▸ **Data entries**
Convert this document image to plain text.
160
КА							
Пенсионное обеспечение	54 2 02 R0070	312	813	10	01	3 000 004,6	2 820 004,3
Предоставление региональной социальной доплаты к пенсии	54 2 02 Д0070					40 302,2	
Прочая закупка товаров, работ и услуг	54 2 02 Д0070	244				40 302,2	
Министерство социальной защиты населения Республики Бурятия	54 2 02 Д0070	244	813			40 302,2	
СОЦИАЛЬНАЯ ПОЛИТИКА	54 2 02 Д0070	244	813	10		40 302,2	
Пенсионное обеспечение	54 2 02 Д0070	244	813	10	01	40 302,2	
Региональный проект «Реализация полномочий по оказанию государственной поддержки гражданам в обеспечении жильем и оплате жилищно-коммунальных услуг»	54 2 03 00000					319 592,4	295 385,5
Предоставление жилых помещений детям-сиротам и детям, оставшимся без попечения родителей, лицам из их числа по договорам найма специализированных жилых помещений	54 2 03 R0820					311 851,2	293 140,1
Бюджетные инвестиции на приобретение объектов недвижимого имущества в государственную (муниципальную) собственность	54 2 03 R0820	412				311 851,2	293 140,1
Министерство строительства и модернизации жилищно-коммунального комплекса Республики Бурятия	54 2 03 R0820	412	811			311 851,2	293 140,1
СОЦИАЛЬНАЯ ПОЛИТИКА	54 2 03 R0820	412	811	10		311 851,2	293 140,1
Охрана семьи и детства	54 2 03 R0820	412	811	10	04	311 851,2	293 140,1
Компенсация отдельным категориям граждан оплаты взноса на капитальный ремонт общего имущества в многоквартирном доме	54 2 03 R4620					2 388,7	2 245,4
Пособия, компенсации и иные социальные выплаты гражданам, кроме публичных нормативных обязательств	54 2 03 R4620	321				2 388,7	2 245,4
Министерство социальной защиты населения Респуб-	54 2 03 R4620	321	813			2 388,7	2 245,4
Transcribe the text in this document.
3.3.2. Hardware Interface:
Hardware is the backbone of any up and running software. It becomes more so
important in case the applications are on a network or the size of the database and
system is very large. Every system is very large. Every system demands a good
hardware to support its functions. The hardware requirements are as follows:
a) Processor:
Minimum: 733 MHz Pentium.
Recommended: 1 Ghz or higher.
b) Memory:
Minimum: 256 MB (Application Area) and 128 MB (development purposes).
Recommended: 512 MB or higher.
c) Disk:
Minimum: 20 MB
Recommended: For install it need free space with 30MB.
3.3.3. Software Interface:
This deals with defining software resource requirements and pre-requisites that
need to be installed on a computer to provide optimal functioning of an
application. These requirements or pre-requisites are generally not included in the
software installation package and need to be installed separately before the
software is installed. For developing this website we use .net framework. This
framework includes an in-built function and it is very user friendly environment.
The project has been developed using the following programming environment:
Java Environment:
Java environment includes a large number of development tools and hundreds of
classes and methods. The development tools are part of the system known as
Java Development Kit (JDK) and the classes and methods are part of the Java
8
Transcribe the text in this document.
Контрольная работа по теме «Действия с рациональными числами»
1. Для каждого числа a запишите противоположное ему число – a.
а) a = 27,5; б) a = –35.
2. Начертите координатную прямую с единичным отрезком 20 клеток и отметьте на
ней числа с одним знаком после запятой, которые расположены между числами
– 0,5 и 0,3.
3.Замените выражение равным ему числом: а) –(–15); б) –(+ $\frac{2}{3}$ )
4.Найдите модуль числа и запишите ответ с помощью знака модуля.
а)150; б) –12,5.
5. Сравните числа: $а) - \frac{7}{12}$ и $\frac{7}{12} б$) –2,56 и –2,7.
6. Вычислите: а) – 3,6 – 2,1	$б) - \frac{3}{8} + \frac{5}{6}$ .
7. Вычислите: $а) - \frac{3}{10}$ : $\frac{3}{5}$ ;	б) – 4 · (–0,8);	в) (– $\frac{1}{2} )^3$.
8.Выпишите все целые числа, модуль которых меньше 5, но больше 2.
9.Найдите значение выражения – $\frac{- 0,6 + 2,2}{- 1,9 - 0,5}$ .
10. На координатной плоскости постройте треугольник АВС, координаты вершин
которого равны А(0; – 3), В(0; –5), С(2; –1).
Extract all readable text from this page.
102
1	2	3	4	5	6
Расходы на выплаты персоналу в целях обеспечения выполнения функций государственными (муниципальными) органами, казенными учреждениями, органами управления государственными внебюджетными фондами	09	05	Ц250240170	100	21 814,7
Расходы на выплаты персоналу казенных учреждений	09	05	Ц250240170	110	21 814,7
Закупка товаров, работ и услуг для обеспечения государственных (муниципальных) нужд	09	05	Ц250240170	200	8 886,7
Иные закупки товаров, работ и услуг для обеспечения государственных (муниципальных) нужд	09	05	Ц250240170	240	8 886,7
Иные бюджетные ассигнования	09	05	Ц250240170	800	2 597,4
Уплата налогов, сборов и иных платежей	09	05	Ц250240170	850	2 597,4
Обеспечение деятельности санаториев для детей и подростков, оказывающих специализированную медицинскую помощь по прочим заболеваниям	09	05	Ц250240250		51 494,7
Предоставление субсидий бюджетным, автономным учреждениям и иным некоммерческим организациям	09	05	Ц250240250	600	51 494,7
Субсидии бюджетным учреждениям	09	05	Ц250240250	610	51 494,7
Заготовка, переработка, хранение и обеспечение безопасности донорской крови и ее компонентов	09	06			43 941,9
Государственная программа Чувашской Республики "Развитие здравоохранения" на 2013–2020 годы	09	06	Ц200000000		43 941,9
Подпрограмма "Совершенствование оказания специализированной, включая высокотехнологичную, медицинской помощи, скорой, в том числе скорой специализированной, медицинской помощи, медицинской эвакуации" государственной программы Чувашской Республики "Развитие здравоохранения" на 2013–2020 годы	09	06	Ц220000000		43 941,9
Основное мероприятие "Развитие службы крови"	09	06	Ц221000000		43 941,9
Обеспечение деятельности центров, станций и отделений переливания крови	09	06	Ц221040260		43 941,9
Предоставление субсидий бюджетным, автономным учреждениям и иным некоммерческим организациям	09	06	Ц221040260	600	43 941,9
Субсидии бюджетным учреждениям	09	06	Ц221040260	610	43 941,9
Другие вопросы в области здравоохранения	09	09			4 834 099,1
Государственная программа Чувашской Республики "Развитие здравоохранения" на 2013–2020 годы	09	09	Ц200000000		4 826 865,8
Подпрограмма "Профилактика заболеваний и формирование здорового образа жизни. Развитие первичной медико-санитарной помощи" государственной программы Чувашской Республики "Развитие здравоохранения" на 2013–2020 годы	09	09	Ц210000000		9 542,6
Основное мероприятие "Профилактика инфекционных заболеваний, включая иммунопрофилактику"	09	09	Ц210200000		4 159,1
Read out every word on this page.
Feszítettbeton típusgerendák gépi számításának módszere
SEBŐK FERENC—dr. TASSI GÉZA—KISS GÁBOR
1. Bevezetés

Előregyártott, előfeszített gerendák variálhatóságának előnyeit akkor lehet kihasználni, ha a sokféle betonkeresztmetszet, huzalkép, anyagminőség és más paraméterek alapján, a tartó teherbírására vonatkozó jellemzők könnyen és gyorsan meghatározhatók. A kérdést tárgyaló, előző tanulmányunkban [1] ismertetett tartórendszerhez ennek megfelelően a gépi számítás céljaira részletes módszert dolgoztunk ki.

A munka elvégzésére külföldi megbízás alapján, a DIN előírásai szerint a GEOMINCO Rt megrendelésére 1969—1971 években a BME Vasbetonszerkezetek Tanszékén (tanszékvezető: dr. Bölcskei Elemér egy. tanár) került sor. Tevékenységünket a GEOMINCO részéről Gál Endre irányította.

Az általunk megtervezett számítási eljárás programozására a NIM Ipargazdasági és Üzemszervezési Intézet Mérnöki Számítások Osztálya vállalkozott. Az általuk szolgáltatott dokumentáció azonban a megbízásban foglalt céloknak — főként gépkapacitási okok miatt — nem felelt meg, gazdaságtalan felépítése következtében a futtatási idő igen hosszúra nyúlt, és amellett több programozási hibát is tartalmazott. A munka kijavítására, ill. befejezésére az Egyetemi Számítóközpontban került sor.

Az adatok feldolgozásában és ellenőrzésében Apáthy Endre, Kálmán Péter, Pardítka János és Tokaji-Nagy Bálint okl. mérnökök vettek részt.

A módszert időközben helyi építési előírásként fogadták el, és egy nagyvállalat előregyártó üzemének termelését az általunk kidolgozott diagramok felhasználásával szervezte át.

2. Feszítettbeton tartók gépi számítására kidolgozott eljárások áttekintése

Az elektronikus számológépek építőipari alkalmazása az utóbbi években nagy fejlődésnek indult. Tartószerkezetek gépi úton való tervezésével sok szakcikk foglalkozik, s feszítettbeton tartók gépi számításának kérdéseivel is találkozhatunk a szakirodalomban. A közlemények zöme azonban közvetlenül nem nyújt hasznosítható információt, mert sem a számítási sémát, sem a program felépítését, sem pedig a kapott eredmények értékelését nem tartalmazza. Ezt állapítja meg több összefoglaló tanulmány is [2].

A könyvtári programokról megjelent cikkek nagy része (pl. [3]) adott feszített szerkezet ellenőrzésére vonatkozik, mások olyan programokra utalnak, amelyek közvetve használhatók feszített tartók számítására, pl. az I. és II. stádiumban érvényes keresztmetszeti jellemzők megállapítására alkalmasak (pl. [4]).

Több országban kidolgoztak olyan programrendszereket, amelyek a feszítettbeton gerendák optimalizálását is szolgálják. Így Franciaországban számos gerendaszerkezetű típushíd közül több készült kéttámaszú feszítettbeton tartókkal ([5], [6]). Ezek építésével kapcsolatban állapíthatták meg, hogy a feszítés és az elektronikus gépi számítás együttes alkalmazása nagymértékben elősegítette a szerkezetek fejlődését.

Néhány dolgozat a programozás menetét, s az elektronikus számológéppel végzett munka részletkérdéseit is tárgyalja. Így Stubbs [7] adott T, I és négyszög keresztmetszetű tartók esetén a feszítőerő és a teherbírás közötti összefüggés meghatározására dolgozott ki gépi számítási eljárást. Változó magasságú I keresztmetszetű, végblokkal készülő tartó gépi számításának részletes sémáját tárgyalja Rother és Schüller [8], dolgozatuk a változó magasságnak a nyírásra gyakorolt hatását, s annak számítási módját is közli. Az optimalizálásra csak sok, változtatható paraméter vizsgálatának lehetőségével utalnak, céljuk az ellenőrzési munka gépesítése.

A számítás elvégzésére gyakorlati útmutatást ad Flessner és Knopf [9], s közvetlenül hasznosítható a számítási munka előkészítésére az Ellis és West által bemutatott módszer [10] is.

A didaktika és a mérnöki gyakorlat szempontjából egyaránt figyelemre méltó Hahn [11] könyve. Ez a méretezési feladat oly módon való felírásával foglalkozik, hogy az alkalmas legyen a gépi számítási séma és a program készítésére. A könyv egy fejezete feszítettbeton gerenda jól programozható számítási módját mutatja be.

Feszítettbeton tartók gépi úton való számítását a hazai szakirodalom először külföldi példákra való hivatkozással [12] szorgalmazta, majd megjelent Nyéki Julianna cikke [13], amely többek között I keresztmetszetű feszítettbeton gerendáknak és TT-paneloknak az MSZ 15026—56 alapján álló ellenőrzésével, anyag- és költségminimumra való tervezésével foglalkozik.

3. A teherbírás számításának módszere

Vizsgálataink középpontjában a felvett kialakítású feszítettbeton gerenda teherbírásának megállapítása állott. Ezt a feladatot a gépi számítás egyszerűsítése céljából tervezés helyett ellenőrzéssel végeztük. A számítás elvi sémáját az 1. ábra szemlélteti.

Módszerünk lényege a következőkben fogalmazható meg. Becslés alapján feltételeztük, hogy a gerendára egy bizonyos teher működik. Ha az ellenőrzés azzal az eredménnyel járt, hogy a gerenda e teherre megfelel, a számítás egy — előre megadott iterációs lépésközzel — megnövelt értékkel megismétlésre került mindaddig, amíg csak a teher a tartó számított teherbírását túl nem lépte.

▸ **What this task involves**
Search the lines above for the string "Субсидии" and copy each line that has it.

▸ **Task solution**
Субсидии бюджетным учреждениям	09	05	Ц250240250	610	51 494,7
Субсидии бюджетным учреждениям	09	06	Ц221040260	610	43 941,9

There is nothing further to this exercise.